Request> From the line containing "Read all visible content and emit it as JSON." through the last line of the entries, output the text exactly. Pictures stay out.

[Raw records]
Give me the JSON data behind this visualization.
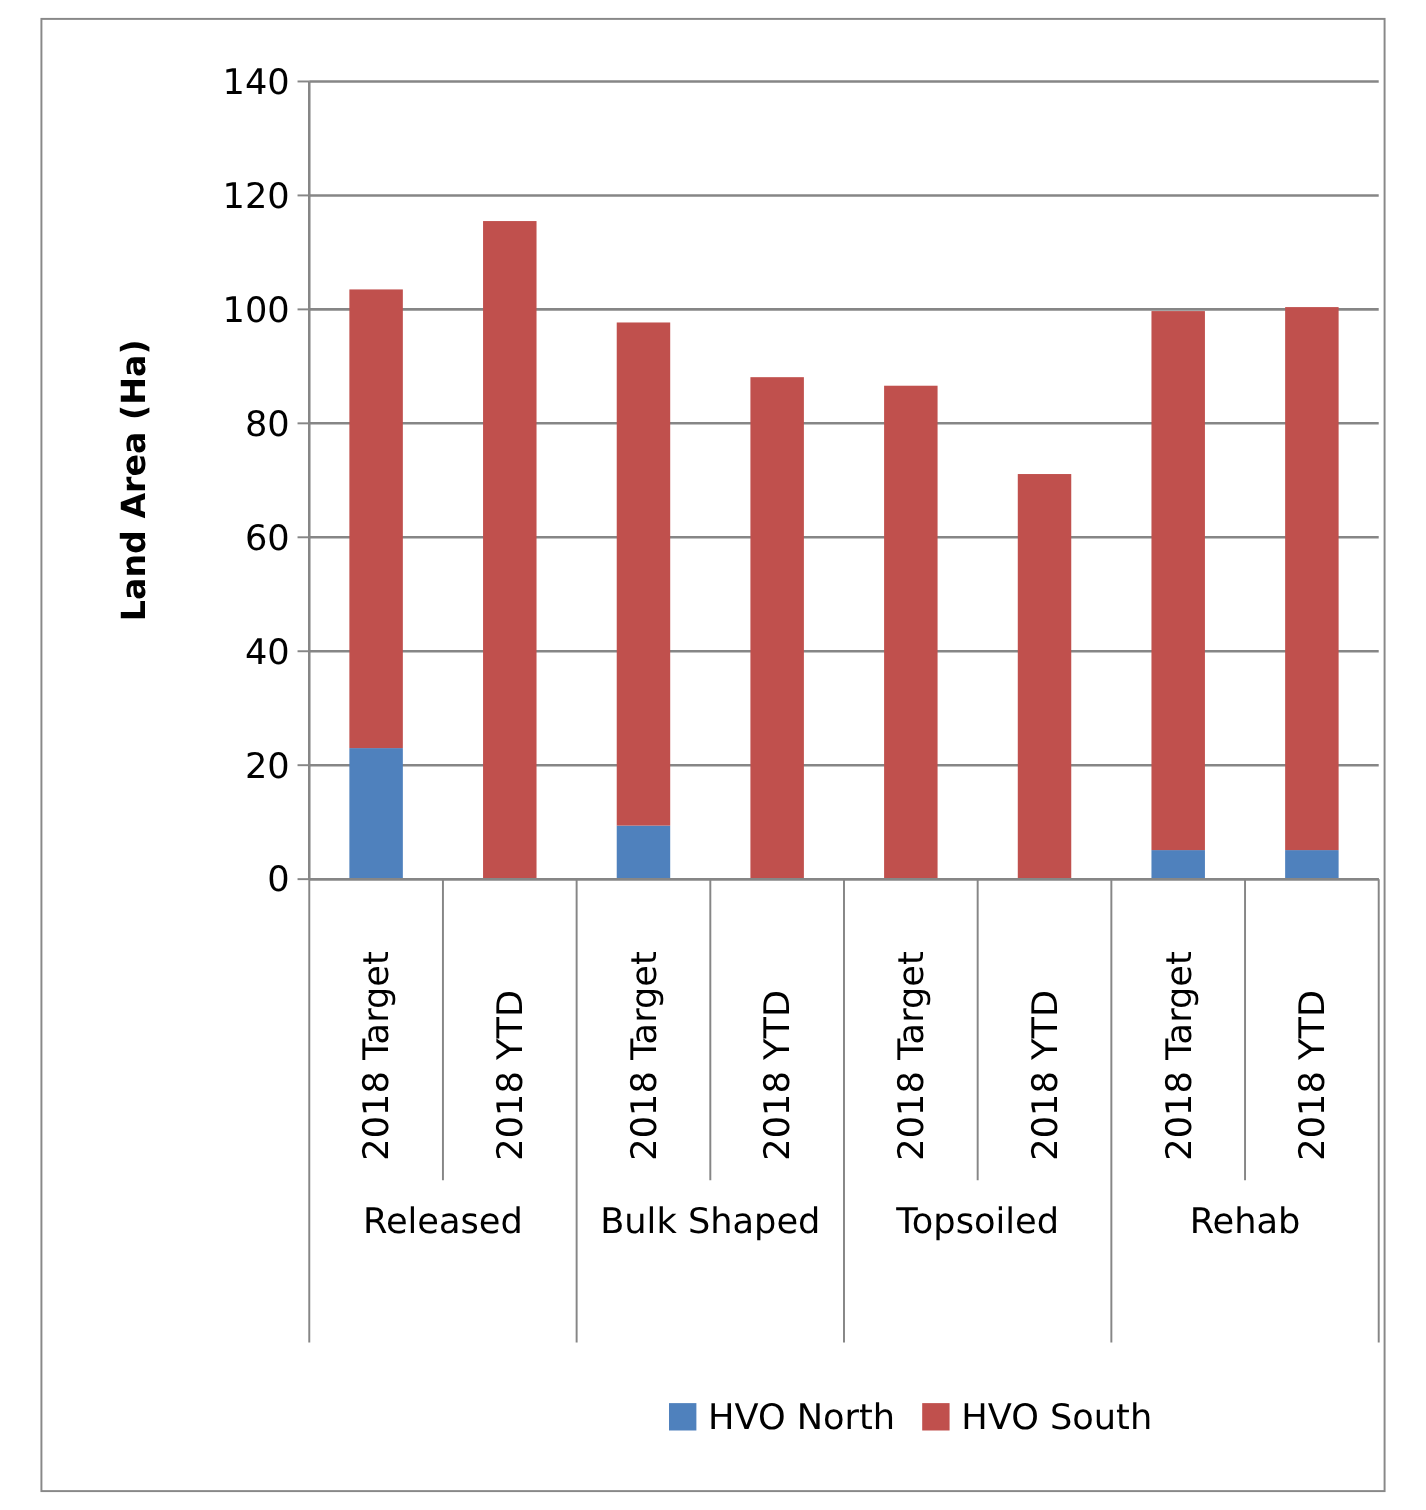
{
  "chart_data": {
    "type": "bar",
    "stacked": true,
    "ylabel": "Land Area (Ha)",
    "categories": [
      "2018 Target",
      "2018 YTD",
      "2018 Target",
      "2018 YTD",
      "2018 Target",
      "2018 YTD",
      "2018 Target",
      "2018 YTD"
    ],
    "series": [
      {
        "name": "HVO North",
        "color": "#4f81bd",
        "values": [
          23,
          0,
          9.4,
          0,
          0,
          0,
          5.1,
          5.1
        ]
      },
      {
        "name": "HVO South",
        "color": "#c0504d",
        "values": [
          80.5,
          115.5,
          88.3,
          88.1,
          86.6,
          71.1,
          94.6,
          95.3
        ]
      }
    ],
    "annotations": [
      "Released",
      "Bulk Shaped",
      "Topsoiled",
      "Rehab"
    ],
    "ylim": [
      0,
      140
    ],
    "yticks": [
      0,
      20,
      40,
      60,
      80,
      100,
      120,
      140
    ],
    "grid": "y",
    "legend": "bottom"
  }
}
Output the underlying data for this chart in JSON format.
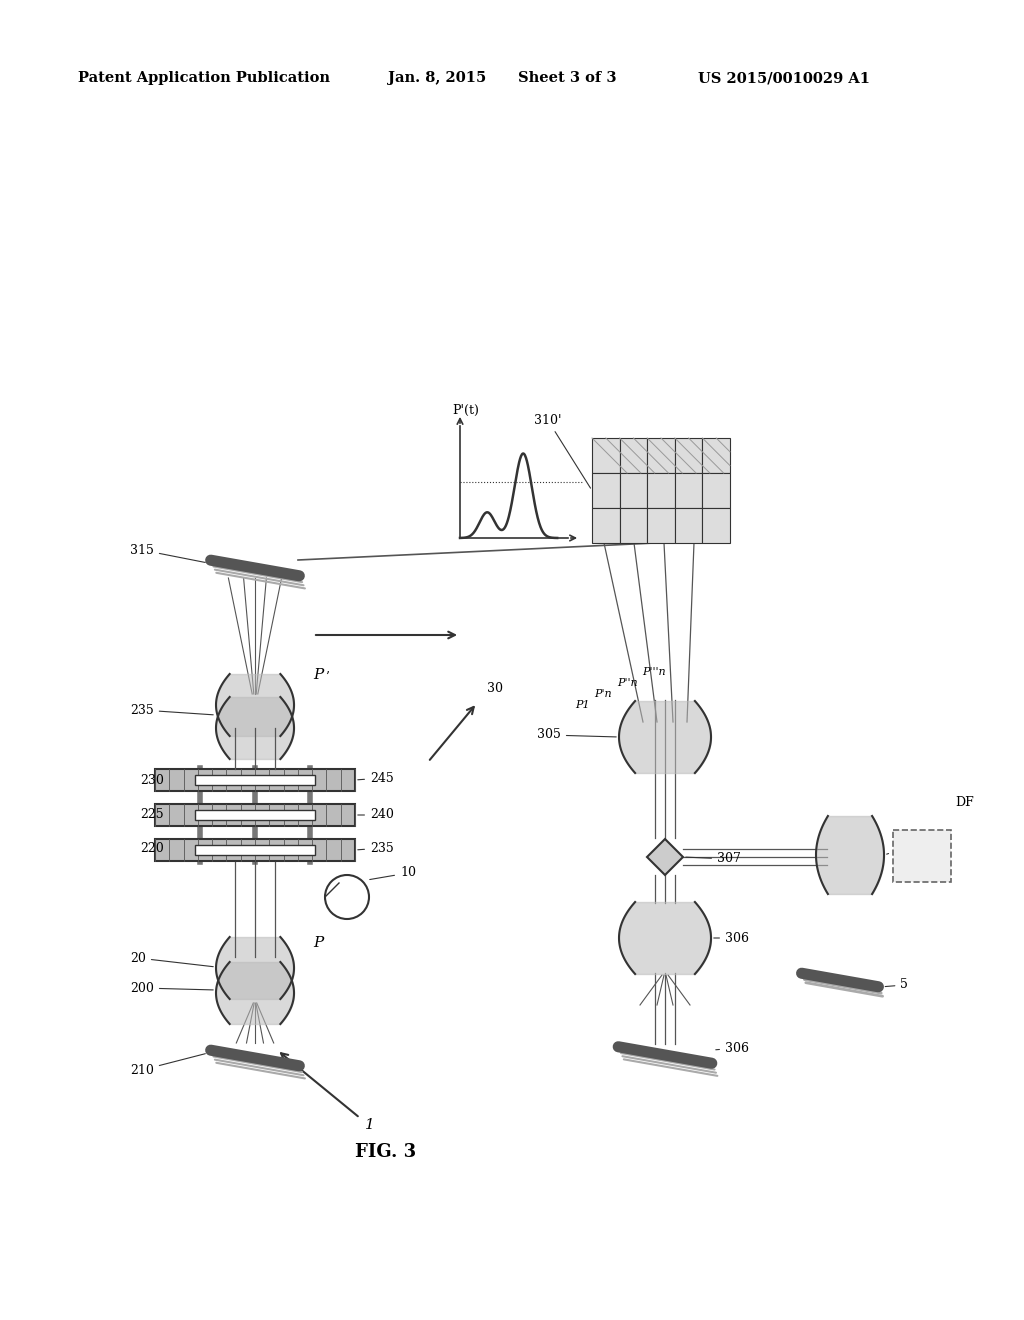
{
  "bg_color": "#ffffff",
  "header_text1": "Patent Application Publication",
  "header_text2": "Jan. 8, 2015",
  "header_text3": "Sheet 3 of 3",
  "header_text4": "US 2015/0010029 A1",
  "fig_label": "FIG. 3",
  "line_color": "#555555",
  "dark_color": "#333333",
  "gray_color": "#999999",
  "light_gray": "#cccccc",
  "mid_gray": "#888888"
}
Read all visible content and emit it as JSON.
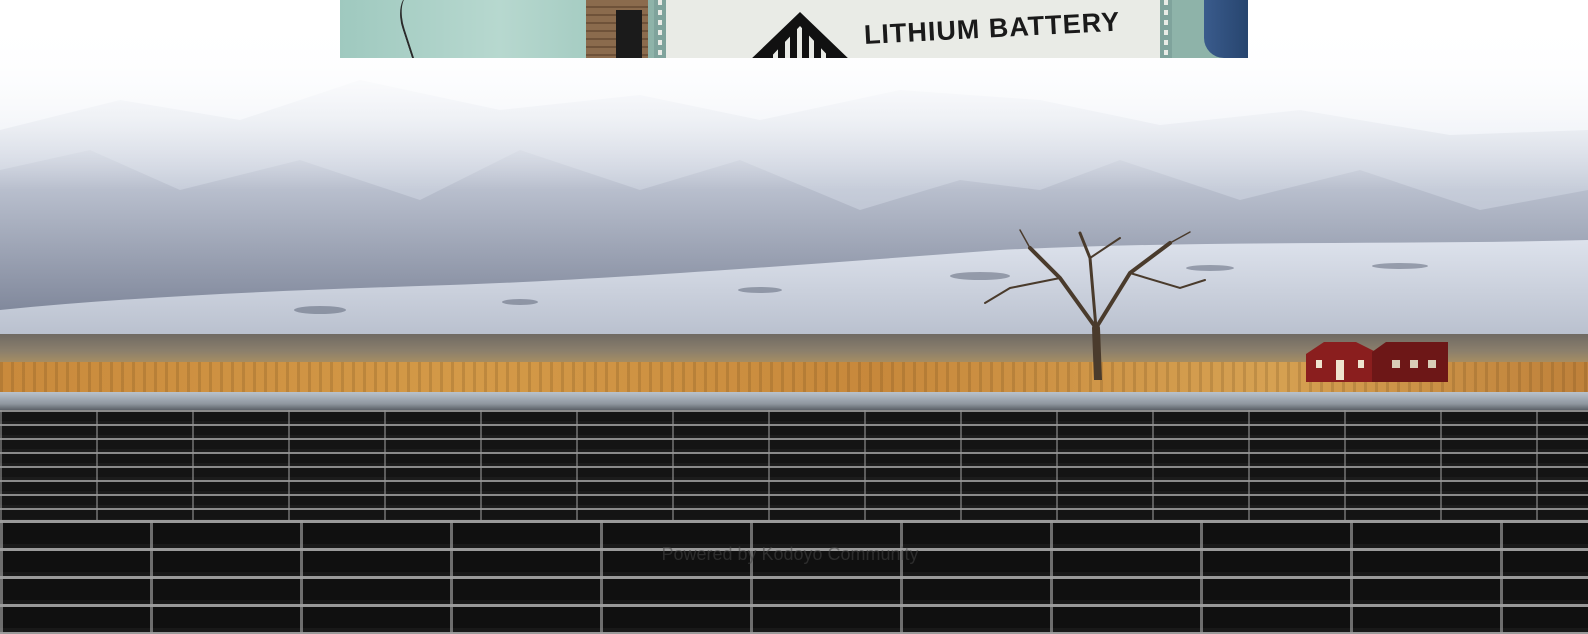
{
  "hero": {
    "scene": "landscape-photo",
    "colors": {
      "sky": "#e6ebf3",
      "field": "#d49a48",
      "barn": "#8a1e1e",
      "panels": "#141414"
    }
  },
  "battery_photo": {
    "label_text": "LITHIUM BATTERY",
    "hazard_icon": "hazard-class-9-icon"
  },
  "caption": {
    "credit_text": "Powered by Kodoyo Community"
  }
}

Expected output>
Read all visible content and emit it as JSON.
{
  "hero": {
    "scene": "landscape-photo",
    "colors": {
      "sky": "#e6ebf3",
      "field": "#d49a48",
      "barn": "#8a1e1e",
      "panels": "#141414"
    }
  },
  "battery_photo": {
    "label_text": "LITHIUM BATTERY",
    "hazard_icon": "hazard-class-9-icon"
  },
  "caption": {
    "credit_text": "Powered by Kodoyo Community"
  }
}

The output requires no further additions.